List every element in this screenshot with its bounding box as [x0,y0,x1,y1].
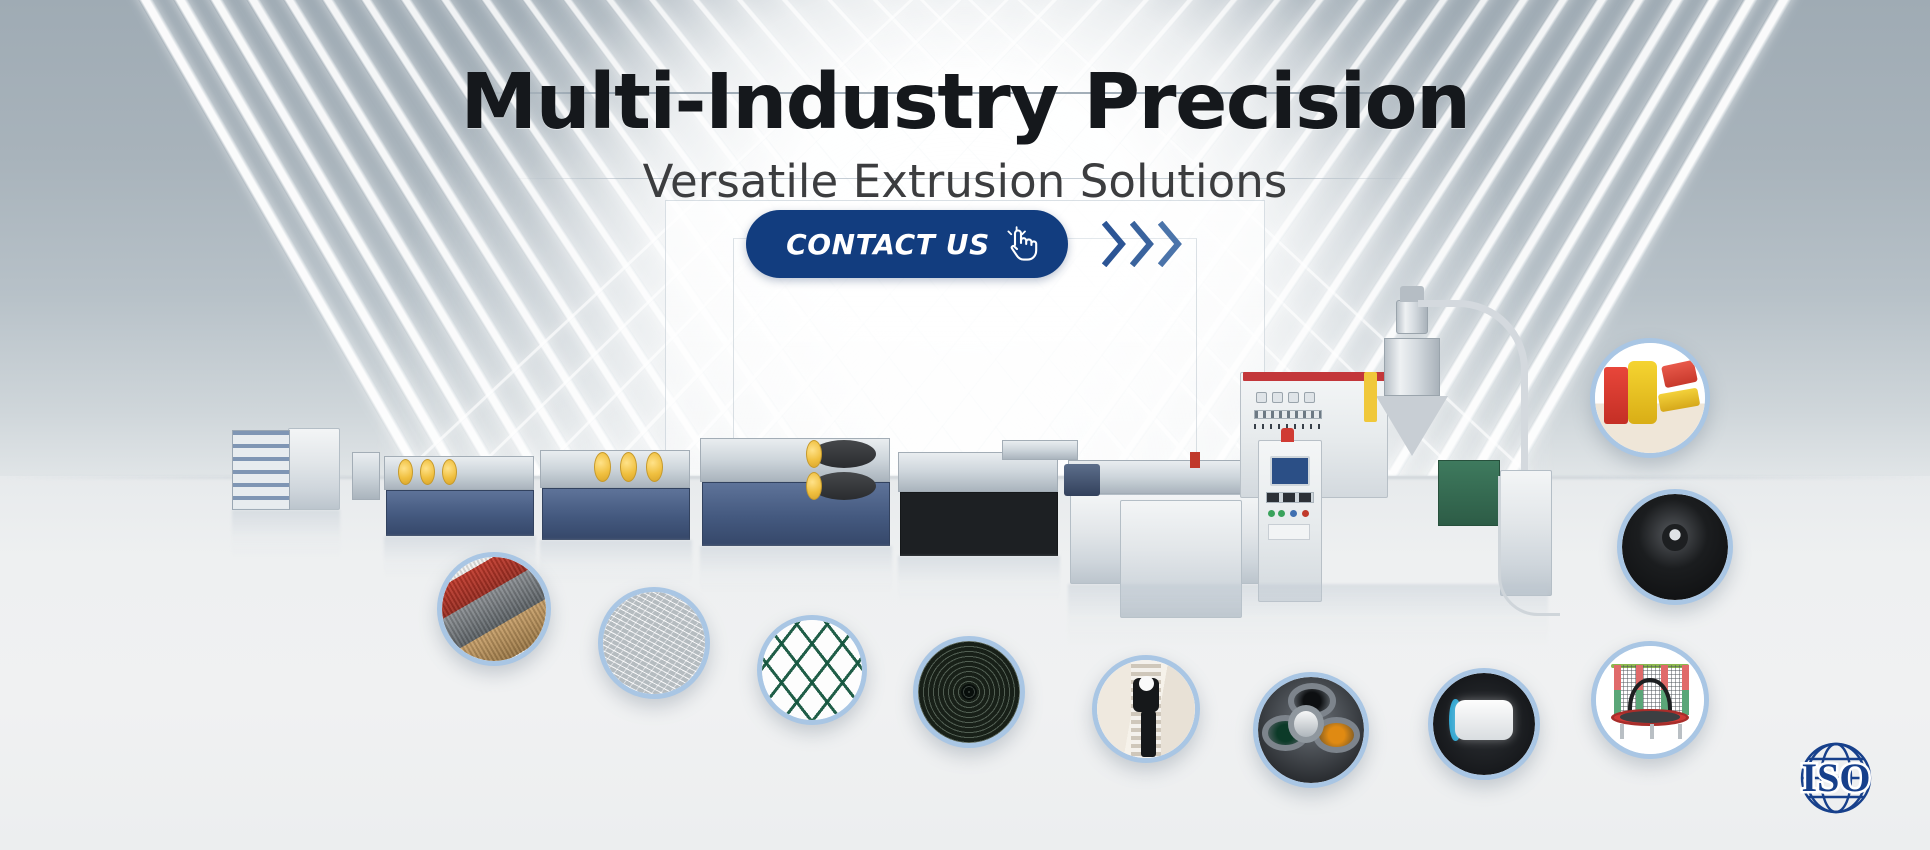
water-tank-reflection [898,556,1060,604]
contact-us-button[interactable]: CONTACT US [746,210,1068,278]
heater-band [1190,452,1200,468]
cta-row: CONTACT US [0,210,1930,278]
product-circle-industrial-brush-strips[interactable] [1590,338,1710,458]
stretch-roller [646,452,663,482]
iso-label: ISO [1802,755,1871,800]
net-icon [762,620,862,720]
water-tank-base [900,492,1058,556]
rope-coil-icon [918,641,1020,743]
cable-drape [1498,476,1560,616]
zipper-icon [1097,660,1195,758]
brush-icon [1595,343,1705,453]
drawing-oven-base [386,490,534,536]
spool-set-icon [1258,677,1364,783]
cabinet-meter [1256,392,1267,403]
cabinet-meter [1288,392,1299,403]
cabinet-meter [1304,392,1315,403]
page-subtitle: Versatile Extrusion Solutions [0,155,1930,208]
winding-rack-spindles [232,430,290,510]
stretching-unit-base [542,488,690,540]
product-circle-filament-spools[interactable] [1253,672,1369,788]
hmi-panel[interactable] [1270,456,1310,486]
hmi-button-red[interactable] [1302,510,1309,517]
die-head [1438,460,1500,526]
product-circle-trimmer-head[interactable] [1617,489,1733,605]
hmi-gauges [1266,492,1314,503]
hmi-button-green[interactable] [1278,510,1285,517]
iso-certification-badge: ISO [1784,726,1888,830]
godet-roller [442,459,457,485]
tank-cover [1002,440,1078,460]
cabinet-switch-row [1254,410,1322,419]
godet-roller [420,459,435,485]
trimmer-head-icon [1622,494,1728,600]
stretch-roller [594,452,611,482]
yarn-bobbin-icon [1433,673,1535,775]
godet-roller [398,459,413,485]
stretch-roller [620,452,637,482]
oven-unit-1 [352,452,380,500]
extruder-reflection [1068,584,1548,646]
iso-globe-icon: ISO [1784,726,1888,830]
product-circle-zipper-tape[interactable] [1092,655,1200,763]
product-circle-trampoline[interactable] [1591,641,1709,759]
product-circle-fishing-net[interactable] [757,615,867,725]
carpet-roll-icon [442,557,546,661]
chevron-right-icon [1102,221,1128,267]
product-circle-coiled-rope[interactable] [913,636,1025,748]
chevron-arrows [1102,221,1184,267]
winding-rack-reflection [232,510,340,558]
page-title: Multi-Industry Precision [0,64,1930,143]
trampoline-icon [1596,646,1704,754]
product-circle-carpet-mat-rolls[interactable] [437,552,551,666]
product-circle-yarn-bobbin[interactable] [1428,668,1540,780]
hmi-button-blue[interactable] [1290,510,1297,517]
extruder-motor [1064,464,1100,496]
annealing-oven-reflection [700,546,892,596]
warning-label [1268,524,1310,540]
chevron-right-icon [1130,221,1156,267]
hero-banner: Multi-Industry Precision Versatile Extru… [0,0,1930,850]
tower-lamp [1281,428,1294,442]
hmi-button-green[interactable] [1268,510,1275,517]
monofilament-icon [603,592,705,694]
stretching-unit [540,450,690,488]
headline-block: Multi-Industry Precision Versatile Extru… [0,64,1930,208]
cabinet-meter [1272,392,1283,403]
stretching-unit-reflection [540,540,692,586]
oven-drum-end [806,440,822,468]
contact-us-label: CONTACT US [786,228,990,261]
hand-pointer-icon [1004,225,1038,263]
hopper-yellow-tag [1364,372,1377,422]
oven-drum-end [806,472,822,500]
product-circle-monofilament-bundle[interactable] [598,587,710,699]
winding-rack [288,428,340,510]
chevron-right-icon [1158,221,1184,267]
──────
WHAT YOU SHOULD DO: Please swap "heater-band" for "heating-band" in the entries, beginning at the line that has "water-tank-reflection [898,556,1060,604]" and stopping after the line that has "stretch-roller [646,452,663,482]". Give back only those lines, with nothing else changed.

FINISHED EXERCISE:
water-tank-reflection [898,556,1060,604]
contact-us-button[interactable]: CONTACT US [746,210,1068,278]
heating-band [1190,452,1200,468]
cta-row: CONTACT US [0,210,1930,278]
product-circle-industrial-brush-strips[interactable] [1590,338,1710,458]
stretch-roller [646,452,663,482]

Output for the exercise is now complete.